[Records about charts and figures]
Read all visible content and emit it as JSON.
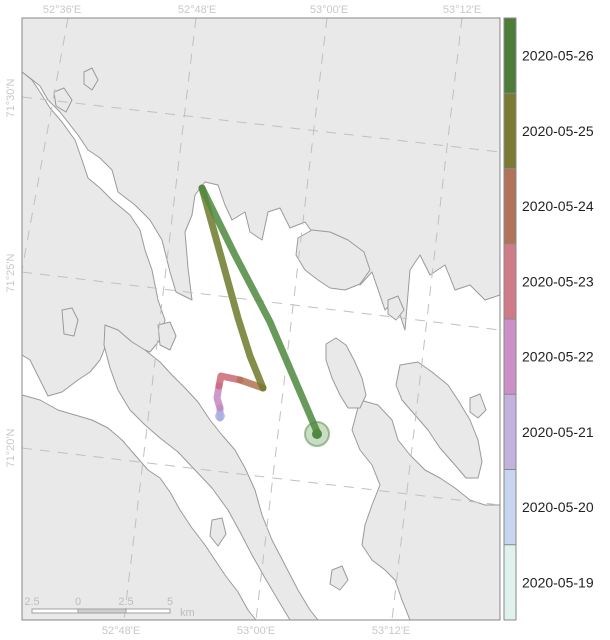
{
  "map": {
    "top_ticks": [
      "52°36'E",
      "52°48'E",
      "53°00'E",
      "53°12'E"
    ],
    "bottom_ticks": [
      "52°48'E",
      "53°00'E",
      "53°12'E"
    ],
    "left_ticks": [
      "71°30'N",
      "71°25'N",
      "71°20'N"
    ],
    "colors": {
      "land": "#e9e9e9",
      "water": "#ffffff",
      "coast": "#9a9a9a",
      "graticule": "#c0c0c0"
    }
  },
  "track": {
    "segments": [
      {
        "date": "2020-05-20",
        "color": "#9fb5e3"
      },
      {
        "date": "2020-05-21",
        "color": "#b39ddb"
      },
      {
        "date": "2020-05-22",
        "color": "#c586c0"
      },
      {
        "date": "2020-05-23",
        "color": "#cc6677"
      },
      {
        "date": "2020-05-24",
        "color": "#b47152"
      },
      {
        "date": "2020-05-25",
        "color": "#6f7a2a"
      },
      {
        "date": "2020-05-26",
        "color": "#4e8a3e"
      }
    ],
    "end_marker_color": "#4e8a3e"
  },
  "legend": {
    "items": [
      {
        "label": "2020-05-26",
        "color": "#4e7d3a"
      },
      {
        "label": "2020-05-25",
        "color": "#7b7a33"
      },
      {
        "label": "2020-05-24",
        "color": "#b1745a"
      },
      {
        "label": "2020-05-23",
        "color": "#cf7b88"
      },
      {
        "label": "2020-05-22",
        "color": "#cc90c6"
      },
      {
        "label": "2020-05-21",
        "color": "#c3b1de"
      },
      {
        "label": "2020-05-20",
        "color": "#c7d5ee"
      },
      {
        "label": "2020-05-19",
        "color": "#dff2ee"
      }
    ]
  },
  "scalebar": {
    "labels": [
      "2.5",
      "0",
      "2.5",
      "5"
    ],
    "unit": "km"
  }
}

* * *

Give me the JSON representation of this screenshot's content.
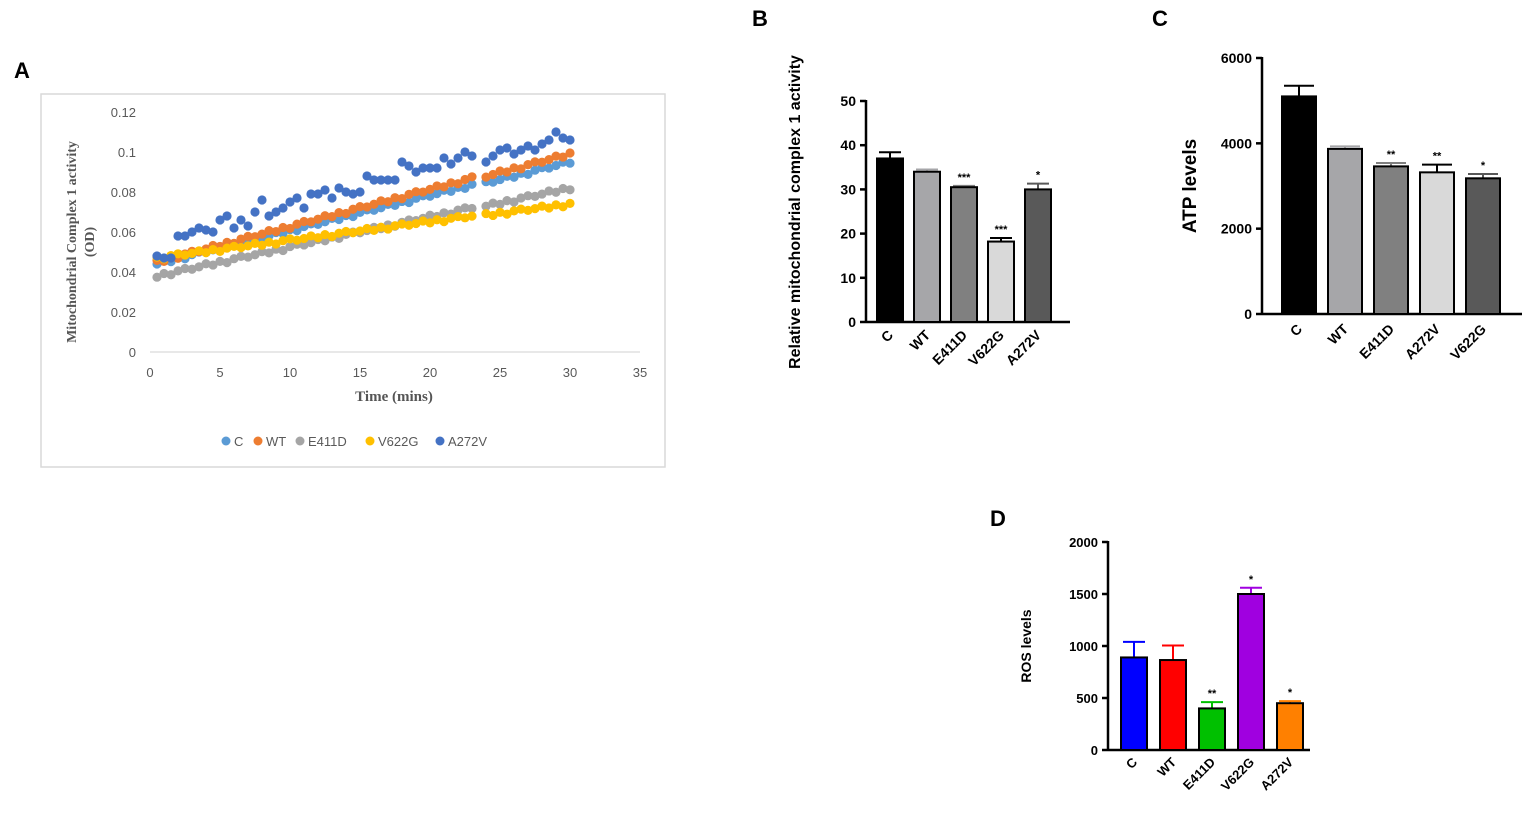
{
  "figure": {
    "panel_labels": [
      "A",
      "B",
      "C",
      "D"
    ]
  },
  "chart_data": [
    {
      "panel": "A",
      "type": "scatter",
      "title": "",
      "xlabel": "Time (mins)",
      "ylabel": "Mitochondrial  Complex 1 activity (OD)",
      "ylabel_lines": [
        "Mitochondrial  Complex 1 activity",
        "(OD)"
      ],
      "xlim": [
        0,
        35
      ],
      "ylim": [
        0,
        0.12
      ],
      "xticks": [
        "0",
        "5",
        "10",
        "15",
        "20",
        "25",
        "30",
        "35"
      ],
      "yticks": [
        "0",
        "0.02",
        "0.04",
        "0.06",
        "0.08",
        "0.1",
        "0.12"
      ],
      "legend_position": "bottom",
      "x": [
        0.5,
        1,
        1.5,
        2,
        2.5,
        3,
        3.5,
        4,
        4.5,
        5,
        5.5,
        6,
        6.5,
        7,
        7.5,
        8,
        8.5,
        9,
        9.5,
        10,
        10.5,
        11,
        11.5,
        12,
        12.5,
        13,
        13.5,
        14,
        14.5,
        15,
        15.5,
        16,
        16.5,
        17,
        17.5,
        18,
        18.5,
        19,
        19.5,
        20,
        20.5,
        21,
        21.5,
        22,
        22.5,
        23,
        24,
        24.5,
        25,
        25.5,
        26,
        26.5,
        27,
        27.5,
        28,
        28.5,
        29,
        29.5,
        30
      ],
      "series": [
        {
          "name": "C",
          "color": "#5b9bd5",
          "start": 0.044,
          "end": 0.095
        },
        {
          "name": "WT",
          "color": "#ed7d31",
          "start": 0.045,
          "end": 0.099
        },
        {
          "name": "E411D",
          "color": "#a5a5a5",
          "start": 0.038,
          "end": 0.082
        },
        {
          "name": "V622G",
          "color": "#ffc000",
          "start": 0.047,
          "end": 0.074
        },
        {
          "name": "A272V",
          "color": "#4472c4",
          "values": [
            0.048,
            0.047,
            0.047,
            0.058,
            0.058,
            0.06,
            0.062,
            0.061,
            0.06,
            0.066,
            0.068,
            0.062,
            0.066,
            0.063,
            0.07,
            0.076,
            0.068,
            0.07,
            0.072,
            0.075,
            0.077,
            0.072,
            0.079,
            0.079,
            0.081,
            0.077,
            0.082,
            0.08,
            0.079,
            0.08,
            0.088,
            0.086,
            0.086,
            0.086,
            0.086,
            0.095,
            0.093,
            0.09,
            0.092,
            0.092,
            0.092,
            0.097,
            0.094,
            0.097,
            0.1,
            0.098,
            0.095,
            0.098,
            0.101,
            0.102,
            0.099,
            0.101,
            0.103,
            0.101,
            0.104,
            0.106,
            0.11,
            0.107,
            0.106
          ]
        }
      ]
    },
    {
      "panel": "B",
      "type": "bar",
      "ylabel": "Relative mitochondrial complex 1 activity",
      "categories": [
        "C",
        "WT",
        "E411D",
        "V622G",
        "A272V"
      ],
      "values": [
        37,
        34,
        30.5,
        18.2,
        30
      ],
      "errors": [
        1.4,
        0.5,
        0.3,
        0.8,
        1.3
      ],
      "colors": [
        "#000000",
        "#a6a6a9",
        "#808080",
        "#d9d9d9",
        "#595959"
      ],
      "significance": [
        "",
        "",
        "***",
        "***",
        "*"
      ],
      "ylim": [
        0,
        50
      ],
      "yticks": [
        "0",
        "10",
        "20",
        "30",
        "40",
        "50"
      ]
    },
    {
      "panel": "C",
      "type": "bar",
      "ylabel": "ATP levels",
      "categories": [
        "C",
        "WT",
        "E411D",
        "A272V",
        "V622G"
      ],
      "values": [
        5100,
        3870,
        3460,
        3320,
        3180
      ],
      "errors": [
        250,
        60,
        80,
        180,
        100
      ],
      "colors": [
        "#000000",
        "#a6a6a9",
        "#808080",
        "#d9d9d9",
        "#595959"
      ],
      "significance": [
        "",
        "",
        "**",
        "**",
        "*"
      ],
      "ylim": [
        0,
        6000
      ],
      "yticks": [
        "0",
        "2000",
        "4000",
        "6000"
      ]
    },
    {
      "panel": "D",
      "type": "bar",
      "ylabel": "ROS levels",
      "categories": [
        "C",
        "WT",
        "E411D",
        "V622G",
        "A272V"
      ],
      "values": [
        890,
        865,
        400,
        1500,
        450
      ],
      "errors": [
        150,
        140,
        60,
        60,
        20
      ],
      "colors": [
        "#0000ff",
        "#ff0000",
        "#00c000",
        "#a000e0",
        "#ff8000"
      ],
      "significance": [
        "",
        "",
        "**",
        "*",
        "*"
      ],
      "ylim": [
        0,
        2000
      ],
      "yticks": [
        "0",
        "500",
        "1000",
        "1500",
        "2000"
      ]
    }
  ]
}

• _AIM OF THE EXERCISE_:
Among the records above, how many lines carry the string "date"? Reply with the number alone.

• _WRITTEN ANSWER_:
7